* What is asked *
Pull out every line of the listing below where "охраняемую" appears.

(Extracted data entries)
•••

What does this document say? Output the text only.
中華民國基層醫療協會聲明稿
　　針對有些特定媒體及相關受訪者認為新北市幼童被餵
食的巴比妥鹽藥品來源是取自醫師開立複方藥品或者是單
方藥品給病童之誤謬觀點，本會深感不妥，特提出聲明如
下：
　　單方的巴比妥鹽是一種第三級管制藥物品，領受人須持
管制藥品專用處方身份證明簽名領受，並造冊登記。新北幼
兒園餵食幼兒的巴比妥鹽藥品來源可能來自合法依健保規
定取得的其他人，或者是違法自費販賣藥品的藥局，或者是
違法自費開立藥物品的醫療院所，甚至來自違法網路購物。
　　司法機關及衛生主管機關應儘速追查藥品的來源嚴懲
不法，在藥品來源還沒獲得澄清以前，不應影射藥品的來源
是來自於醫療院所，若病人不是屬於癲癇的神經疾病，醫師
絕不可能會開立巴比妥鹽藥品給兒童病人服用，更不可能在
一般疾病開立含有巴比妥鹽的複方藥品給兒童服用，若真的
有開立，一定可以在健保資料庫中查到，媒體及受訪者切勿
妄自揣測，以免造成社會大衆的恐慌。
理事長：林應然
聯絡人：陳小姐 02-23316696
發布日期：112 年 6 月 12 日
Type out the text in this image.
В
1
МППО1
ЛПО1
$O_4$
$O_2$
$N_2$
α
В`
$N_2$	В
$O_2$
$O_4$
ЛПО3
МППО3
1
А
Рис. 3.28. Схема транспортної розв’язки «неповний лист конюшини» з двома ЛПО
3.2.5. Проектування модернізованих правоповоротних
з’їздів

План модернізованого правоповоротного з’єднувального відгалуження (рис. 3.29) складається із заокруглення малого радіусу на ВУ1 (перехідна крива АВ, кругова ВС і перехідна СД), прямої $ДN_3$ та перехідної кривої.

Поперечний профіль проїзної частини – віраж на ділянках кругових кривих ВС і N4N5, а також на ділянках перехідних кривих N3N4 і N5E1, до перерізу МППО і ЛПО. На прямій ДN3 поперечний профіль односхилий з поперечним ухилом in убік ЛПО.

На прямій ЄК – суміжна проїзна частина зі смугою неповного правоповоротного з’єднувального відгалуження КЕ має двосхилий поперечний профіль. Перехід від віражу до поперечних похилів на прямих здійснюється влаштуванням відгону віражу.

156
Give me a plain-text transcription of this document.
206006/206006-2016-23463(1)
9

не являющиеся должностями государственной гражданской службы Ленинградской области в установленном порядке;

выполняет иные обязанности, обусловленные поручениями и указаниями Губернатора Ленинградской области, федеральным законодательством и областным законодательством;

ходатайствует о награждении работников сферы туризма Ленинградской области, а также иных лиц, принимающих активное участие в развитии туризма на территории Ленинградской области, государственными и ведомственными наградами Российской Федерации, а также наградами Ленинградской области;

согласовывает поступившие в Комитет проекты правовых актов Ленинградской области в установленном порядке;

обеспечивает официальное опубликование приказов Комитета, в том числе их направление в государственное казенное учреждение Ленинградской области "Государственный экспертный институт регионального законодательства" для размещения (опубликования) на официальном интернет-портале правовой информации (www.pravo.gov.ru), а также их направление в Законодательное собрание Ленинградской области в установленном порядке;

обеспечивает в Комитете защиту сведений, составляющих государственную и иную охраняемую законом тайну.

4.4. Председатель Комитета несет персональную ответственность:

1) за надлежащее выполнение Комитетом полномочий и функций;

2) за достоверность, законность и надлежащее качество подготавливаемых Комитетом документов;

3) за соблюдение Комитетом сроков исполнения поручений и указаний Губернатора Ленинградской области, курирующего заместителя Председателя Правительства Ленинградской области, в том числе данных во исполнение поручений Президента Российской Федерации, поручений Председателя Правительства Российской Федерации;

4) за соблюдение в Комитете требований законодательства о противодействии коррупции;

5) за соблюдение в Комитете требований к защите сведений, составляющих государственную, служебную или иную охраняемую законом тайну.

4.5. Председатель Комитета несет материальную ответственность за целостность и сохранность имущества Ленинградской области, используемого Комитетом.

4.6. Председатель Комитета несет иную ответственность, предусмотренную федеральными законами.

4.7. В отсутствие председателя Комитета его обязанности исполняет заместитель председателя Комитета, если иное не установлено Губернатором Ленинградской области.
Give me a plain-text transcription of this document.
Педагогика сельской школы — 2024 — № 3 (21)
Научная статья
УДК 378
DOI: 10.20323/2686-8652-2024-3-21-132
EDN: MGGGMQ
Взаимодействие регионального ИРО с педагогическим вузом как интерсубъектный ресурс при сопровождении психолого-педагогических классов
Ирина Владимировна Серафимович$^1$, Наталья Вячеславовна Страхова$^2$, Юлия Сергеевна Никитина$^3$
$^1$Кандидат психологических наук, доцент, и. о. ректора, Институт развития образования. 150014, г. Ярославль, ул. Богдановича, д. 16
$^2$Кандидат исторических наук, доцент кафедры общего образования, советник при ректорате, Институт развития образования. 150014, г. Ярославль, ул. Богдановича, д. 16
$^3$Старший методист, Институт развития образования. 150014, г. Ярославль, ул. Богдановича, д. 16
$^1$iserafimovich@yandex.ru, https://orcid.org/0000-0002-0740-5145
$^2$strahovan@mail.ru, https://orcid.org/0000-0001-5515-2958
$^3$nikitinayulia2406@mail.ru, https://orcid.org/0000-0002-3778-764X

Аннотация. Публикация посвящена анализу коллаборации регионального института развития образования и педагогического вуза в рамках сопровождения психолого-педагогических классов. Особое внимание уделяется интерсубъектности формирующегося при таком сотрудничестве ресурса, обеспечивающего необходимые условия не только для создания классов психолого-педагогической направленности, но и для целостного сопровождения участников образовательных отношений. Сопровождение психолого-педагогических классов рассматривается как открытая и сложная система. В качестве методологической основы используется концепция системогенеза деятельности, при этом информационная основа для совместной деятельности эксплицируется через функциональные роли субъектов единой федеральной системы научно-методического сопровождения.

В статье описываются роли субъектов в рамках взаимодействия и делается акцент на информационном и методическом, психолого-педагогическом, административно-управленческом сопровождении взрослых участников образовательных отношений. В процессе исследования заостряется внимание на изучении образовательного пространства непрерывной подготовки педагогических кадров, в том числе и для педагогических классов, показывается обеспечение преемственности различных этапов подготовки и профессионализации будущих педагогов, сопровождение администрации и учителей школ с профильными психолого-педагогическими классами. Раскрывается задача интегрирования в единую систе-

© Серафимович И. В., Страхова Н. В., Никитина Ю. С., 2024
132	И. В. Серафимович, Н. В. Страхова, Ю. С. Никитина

•••

* Exercise response *
обеспечивает в Комитете защиту сведений, составляющих государственную и иную охраняемую законом тайну.
5) за соблюдение в Комитете требований к защите сведений, составляющих государственную, служебную или иную охраняемую законом тайну.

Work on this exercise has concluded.